▸ PROBLEM DETAILS
Using the entries that follow, count the lines containing the word "logo" and give that number by itself.
+ + + +
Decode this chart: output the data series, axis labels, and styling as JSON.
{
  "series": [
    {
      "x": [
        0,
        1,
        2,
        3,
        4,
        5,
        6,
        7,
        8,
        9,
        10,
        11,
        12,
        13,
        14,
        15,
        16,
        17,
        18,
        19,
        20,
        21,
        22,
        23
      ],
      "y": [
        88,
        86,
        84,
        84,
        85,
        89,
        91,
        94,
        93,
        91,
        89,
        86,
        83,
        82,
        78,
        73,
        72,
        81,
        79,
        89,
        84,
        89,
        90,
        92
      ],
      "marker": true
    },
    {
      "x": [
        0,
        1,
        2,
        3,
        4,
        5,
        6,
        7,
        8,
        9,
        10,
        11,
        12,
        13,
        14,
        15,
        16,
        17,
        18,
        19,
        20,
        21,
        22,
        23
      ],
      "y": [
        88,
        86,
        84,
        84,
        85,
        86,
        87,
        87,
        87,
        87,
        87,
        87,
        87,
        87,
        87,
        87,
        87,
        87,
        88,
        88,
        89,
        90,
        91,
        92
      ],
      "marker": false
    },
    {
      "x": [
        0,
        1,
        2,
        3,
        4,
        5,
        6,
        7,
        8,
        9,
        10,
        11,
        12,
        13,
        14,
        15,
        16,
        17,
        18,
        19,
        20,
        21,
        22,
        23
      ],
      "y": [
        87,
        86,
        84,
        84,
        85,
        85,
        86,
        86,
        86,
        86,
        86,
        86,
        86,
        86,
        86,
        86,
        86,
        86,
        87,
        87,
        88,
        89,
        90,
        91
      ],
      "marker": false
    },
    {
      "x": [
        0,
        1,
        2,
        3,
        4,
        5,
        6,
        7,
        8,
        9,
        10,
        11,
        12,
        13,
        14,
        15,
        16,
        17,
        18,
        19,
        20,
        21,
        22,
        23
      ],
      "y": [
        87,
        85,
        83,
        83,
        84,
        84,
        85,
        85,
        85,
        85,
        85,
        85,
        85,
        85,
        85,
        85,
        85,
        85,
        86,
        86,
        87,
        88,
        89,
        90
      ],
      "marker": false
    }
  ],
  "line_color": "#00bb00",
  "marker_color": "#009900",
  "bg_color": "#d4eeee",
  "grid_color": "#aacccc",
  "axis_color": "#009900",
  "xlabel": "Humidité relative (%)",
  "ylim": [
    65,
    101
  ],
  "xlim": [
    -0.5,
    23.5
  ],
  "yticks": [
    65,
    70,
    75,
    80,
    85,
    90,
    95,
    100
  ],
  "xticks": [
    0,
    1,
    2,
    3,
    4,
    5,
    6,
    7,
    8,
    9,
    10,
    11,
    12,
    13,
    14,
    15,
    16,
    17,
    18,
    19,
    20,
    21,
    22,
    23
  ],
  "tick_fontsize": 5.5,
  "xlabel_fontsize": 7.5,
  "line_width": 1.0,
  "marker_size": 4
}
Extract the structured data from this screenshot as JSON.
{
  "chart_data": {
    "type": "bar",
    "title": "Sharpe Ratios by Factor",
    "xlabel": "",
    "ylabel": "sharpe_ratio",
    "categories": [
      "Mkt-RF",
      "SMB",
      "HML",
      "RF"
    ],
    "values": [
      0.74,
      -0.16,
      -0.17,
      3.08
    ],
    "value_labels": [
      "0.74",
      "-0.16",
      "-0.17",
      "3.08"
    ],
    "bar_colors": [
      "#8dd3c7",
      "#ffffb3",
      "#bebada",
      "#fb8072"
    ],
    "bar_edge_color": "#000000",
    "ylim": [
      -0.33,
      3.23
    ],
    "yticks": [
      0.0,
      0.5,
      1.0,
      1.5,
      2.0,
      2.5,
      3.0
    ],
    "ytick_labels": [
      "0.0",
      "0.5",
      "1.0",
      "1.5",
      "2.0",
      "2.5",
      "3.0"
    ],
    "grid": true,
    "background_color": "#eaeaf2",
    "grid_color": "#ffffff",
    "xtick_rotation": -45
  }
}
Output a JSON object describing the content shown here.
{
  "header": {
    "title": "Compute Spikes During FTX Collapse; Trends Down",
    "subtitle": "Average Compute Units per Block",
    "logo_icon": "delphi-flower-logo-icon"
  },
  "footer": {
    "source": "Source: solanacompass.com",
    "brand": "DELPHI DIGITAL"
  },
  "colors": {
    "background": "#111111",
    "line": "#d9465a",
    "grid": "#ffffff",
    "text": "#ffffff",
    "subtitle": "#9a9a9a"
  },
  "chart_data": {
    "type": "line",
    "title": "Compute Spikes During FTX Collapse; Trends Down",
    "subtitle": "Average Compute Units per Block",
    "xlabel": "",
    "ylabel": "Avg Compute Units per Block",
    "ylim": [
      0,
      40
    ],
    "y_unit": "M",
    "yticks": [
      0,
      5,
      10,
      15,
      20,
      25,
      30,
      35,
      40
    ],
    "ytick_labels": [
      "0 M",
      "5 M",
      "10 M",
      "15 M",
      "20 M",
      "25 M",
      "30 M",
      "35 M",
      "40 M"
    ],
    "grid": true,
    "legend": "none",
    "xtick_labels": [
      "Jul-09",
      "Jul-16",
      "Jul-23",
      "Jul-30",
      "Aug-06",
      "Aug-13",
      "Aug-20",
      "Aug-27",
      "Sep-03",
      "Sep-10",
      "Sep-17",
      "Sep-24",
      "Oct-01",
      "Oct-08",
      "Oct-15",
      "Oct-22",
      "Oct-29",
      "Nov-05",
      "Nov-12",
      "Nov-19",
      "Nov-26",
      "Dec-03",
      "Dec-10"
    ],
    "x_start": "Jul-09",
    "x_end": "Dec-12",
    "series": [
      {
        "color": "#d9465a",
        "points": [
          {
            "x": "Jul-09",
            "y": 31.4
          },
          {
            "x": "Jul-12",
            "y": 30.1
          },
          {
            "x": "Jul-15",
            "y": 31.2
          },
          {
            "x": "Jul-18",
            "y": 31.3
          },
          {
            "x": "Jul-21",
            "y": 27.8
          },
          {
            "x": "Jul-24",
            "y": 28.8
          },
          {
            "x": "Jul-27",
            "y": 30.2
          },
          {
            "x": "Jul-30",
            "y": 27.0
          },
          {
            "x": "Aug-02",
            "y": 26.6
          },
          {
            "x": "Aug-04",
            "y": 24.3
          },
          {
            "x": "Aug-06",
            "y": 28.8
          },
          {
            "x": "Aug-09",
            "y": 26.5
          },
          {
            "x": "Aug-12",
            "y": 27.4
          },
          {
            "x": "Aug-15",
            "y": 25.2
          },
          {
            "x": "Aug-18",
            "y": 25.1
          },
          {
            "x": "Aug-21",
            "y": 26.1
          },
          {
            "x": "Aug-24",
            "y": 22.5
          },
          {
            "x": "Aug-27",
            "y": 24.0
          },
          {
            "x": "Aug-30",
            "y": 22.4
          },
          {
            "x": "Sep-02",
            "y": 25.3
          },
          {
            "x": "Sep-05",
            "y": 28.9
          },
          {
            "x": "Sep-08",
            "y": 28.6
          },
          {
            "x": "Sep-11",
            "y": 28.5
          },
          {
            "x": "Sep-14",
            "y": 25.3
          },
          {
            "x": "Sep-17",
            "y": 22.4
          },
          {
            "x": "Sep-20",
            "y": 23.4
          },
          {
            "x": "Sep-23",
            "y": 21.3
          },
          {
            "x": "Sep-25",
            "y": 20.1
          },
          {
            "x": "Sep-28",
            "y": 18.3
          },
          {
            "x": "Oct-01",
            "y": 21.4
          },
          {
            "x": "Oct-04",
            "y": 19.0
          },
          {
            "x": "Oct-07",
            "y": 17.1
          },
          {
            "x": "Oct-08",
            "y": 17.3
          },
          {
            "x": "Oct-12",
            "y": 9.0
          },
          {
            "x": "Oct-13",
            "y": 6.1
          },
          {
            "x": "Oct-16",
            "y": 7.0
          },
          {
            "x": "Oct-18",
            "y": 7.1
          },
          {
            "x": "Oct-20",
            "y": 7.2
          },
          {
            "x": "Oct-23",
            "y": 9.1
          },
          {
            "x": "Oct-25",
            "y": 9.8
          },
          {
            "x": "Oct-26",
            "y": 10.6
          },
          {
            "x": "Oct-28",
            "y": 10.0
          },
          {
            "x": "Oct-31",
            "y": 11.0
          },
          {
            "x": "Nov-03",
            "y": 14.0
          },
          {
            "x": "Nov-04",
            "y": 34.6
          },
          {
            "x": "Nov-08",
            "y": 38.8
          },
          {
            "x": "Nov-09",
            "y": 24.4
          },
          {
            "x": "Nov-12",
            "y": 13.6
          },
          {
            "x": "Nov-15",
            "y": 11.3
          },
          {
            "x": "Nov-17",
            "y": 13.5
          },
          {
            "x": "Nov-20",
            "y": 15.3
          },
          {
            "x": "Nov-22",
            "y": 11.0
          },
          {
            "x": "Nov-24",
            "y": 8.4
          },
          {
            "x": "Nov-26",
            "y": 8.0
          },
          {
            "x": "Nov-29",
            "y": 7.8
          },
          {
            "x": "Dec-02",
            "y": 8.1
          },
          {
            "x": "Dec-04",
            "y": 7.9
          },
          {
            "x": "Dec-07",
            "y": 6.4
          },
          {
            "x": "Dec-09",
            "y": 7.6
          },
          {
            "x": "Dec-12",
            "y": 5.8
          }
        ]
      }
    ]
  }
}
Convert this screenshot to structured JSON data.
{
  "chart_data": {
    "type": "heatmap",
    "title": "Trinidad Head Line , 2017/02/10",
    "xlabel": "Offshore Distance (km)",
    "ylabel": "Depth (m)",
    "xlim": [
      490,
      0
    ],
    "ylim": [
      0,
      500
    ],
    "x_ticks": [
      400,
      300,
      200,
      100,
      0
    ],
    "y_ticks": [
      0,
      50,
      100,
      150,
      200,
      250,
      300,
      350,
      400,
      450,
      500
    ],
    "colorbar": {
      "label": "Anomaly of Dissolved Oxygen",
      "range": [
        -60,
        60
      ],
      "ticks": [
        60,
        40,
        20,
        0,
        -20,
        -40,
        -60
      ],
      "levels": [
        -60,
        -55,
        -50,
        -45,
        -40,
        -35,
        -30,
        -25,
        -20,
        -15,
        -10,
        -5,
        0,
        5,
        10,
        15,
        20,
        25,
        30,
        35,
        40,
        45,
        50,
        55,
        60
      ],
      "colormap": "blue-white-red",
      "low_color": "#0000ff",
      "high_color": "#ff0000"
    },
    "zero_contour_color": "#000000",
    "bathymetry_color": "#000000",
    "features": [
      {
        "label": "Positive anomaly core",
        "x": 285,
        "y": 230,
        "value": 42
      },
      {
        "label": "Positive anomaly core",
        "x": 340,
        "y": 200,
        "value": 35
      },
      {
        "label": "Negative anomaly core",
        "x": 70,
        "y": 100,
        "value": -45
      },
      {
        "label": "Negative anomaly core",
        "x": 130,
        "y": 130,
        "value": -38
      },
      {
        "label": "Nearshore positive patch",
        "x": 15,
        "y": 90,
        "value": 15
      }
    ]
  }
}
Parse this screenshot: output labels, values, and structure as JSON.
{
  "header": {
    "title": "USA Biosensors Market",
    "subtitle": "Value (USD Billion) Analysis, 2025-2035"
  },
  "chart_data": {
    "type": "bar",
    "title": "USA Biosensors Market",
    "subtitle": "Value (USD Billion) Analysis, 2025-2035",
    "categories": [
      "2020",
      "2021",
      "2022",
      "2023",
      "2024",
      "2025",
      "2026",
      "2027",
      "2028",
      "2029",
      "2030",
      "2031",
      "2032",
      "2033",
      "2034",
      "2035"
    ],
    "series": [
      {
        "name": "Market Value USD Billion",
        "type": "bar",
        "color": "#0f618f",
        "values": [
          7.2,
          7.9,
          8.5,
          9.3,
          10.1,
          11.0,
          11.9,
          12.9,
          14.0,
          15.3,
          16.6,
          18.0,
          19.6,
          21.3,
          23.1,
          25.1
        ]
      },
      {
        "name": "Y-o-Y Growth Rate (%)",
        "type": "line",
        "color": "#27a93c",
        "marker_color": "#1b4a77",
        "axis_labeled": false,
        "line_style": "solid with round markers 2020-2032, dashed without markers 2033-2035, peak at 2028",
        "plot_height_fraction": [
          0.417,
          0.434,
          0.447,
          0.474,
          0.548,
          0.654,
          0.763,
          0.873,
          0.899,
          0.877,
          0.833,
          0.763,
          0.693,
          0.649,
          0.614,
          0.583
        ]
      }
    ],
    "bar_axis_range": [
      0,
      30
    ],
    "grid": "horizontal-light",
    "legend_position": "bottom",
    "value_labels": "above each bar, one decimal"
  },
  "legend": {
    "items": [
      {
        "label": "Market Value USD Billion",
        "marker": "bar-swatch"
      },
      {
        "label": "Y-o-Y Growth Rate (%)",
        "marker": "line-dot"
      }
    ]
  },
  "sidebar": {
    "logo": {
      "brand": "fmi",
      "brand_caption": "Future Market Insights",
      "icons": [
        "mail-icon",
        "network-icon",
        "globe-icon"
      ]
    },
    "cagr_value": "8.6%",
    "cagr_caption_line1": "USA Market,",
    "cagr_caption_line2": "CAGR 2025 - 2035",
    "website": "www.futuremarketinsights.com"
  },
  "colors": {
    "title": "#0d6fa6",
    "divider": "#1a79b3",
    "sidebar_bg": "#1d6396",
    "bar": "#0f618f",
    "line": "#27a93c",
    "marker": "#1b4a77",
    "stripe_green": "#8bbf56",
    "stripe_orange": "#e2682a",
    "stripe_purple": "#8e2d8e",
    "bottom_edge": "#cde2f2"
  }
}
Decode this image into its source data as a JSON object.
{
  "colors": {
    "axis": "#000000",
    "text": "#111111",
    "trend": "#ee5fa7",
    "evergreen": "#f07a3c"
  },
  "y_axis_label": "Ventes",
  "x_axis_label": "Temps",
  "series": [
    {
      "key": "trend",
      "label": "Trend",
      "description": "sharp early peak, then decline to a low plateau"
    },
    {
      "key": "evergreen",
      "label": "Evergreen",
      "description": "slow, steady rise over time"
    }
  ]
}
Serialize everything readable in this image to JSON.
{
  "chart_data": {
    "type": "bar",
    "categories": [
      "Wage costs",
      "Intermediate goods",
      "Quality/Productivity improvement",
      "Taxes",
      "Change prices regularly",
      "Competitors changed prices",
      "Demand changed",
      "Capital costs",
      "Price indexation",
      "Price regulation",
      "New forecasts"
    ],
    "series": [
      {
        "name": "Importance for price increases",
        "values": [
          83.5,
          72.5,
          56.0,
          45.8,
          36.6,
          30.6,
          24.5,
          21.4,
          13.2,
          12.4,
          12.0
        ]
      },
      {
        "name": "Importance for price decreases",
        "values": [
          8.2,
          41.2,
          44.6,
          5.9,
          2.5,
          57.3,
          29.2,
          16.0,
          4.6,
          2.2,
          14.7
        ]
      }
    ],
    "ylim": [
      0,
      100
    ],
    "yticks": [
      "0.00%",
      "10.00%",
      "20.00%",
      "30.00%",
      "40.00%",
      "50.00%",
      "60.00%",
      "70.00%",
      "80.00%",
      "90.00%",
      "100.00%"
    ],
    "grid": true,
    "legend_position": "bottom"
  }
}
+ + + +
▸ WRITTEN SOLUTION
2